-- Start --
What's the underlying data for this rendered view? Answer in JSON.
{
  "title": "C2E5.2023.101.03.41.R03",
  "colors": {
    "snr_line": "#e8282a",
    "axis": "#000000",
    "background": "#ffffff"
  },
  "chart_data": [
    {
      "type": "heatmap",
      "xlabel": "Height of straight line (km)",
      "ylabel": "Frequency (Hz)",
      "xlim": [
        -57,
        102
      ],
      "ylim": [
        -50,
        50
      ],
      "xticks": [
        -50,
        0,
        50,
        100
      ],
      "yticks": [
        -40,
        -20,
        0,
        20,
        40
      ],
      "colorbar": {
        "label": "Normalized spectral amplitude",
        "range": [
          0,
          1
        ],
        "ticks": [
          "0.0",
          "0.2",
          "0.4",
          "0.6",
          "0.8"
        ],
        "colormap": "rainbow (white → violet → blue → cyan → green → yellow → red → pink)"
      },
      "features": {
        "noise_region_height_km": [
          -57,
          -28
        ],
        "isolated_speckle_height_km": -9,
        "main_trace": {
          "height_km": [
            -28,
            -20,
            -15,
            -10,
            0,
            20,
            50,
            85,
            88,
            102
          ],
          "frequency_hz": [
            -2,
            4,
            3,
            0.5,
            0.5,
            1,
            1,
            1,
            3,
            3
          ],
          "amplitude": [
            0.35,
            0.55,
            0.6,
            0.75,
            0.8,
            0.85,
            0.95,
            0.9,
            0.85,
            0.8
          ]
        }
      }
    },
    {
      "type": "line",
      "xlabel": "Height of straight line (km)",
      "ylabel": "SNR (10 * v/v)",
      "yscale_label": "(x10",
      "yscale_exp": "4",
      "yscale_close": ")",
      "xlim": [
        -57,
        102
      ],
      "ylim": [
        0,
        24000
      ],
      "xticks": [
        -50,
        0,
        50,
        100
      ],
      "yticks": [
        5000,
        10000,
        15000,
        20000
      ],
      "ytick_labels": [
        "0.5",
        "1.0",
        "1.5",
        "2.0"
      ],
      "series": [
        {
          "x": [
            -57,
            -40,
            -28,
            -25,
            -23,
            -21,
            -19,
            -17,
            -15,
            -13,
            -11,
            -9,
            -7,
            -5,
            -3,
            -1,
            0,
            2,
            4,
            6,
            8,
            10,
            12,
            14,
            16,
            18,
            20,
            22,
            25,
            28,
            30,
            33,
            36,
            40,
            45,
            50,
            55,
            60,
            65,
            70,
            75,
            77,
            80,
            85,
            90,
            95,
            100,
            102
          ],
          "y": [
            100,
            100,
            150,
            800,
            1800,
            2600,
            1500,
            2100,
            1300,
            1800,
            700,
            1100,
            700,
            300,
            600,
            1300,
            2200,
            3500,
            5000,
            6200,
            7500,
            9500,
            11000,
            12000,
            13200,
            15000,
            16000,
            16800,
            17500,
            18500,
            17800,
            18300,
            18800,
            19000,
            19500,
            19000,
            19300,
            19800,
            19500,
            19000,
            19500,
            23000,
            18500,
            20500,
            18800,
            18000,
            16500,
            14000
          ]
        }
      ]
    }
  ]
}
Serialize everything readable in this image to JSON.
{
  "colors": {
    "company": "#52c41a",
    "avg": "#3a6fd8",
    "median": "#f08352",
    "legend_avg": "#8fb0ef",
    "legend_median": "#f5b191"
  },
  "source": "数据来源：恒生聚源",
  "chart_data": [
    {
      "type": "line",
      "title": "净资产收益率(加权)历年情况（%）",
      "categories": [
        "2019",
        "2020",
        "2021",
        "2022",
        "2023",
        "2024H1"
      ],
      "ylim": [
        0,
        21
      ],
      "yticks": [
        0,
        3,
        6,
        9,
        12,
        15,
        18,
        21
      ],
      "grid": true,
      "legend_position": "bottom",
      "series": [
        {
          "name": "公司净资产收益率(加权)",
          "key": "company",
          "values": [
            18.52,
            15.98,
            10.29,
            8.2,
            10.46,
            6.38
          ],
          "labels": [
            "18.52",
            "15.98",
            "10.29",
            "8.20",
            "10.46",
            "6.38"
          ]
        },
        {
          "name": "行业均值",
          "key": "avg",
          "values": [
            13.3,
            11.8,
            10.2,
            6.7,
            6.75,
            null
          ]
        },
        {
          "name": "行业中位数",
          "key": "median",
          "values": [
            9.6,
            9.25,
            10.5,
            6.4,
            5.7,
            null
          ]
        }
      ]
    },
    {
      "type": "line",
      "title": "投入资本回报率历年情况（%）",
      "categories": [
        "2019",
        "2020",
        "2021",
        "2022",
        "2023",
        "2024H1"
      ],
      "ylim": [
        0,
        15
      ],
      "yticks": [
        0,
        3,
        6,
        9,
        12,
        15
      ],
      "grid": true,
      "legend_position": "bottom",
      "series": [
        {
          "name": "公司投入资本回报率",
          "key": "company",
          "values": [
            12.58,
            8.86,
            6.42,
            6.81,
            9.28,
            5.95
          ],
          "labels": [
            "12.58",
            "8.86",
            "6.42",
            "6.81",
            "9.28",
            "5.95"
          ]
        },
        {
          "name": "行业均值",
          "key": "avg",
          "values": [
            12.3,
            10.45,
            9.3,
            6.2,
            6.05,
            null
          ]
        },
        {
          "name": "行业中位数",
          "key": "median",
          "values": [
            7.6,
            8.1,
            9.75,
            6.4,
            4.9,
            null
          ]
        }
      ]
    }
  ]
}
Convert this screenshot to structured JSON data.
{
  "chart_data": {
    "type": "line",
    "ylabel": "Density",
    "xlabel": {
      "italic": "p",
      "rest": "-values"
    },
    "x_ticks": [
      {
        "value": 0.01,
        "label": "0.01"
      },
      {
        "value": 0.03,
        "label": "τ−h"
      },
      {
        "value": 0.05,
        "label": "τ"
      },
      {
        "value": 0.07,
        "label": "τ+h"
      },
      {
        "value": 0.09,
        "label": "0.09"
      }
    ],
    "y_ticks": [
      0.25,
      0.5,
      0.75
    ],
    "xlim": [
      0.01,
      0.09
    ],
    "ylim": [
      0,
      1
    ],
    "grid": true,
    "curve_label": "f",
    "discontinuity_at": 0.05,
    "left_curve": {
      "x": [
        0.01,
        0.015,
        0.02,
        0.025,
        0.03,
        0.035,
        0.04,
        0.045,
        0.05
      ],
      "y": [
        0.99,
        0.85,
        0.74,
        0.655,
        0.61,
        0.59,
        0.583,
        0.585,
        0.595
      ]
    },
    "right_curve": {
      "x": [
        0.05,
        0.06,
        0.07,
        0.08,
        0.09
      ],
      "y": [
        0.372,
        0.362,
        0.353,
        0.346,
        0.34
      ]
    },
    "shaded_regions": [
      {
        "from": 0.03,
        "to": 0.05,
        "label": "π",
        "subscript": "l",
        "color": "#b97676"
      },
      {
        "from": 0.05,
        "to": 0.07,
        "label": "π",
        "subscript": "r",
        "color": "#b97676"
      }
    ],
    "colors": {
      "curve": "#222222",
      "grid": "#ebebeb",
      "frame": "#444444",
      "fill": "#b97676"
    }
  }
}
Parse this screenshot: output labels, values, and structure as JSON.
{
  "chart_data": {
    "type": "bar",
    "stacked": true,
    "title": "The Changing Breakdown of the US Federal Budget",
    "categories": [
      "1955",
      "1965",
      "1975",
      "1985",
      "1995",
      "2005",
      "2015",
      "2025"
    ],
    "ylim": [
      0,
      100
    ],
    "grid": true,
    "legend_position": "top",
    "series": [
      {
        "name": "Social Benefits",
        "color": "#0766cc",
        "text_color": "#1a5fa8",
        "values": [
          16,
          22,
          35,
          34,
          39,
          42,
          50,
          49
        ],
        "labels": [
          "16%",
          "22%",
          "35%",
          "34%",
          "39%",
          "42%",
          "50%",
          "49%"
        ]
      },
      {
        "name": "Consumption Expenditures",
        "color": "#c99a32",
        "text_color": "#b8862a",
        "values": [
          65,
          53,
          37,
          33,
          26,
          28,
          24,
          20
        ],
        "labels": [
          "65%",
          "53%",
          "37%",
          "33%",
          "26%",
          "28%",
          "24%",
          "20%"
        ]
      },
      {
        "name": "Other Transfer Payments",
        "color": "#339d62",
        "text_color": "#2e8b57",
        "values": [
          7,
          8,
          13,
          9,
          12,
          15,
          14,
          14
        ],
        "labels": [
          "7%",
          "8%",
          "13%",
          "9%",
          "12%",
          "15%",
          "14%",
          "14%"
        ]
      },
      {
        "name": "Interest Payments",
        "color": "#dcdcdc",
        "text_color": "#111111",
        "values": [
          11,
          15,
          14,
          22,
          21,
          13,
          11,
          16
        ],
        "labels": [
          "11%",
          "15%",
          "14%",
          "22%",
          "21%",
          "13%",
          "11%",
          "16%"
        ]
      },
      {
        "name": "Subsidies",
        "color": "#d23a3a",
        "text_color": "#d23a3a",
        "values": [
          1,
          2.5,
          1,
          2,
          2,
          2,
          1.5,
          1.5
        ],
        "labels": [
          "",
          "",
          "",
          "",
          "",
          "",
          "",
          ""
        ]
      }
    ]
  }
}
-- End --
Search the lines for the string "name" and copy every line that has it.

          "name": "公司净资产收益率(加权)",
          "name": "行业均值",
          "name": "行业中位数",
          "name": "公司投入资本回报率",
          "name": "行业均值",
          "name": "行业中位数",
        "name": "Social Benefits",
        "name": "Consumption Expenditures",
        "name": "Other Transfer Payments",
        "name": "Interest Payments",
        "name": "Subsidies",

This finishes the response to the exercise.